[A run of records]
# # # #

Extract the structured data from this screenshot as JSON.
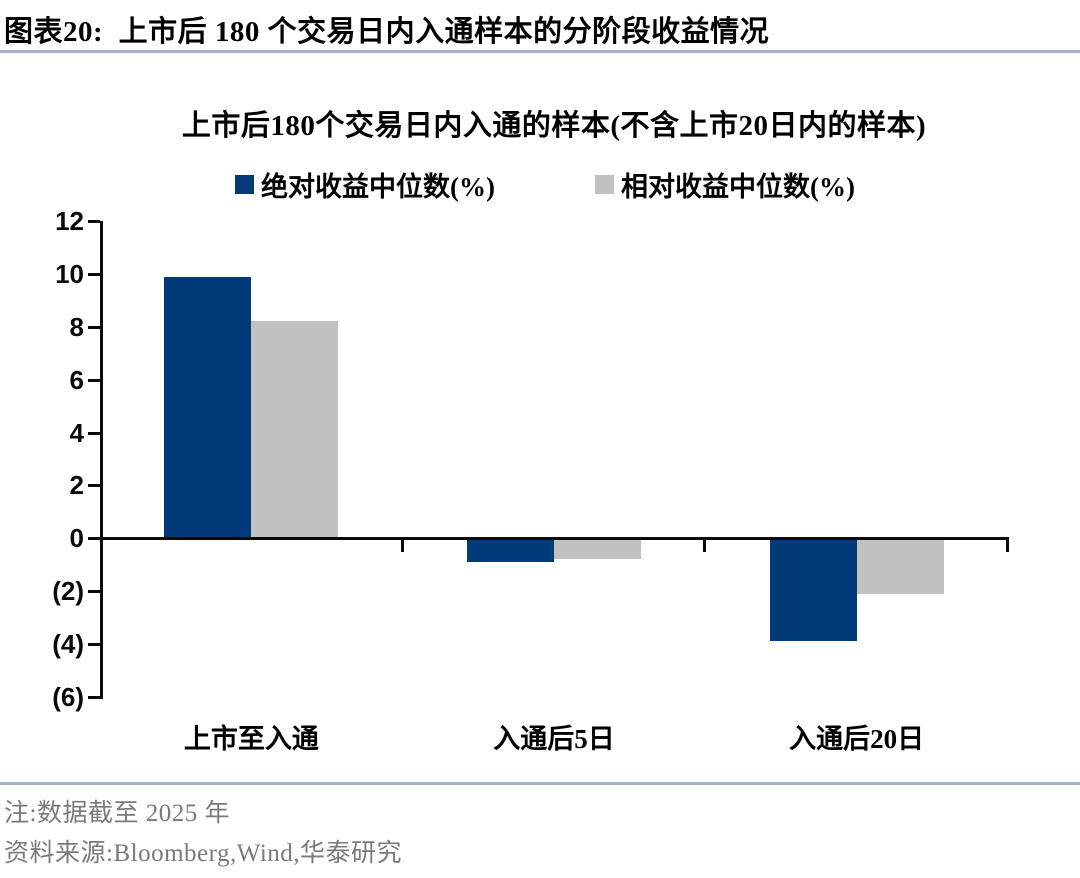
{
  "header": {
    "title": "图表20:  上市后 180 个交易日内入通样本的分阶段收益情况"
  },
  "chart_data": {
    "type": "bar",
    "title": "上市后180个交易日内入通的样本(不含上市20日内的样本)",
    "categories": [
      "上市至入通",
      "入通后5日",
      "入通后20日"
    ],
    "series": [
      {
        "name": "绝对收益中位数(%)",
        "color": "#003a78",
        "values": [
          9.9,
          -0.9,
          -3.9
        ]
      },
      {
        "name": "相对收益中位数(%)",
        "color": "#c1c1c1",
        "values": [
          8.2,
          -0.8,
          -2.1
        ]
      }
    ],
    "ylim": [
      -6,
      12
    ],
    "ytick_values": [
      12,
      10,
      8,
      6,
      4,
      2,
      0,
      -2,
      -4,
      -6
    ],
    "ytick_labels": [
      "12",
      "10",
      "8",
      "6",
      "4",
      "2",
      "0",
      "(2)",
      "(4)",
      "(6)"
    ],
    "xlabel": "",
    "ylabel": "",
    "grid": false,
    "legend_position": "top"
  },
  "footer": {
    "note": "注:数据截至 2025 年",
    "source": "资料来源:Bloomberg,Wind,华泰研究"
  },
  "colors": {
    "accent_blue": "#003a78",
    "bar_gray": "#c1c1c1",
    "divider_blue": "#a4b3ca",
    "note_gray": "#7a7a7a",
    "axis_black": "#0a0a0a"
  }
}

# # # #

**Problem description:**
Each entry must be retyped word for word, with every image omitted.

**In response:**
Extract the structured data from this screenshot as JSON.
{
  "header": {
    "title": "图表20:  上市后 180 个交易日内入通样本的分阶段收益情况"
  },
  "chart_data": {
    "type": "bar",
    "title": "上市后180个交易日内入通的样本(不含上市20日内的样本)",
    "categories": [
      "上市至入通",
      "入通后5日",
      "入通后20日"
    ],
    "series": [
      {
        "name": "绝对收益中位数(%)",
        "color": "#003a78",
        "values": [
          9.9,
          -0.9,
          -3.9
        ]
      },
      {
        "name": "相对收益中位数(%)",
        "color": "#c1c1c1",
        "values": [
          8.2,
          -0.8,
          -2.1
        ]
      }
    ],
    "ylim": [
      -6,
      12
    ],
    "ytick_values": [
      12,
      10,
      8,
      6,
      4,
      2,
      0,
      -2,
      -4,
      -6
    ],
    "ytick_labels": [
      "12",
      "10",
      "8",
      "6",
      "4",
      "2",
      "0",
      "(2)",
      "(4)",
      "(6)"
    ],
    "xlabel": "",
    "ylabel": "",
    "grid": false,
    "legend_position": "top"
  },
  "footer": {
    "note": "注:数据截至 2025 年",
    "source": "资料来源:Bloomberg,Wind,华泰研究"
  },
  "colors": {
    "accent_blue": "#003a78",
    "bar_gray": "#c1c1c1",
    "divider_blue": "#a4b3ca",
    "note_gray": "#7a7a7a",
    "axis_black": "#0a0a0a"
  }
}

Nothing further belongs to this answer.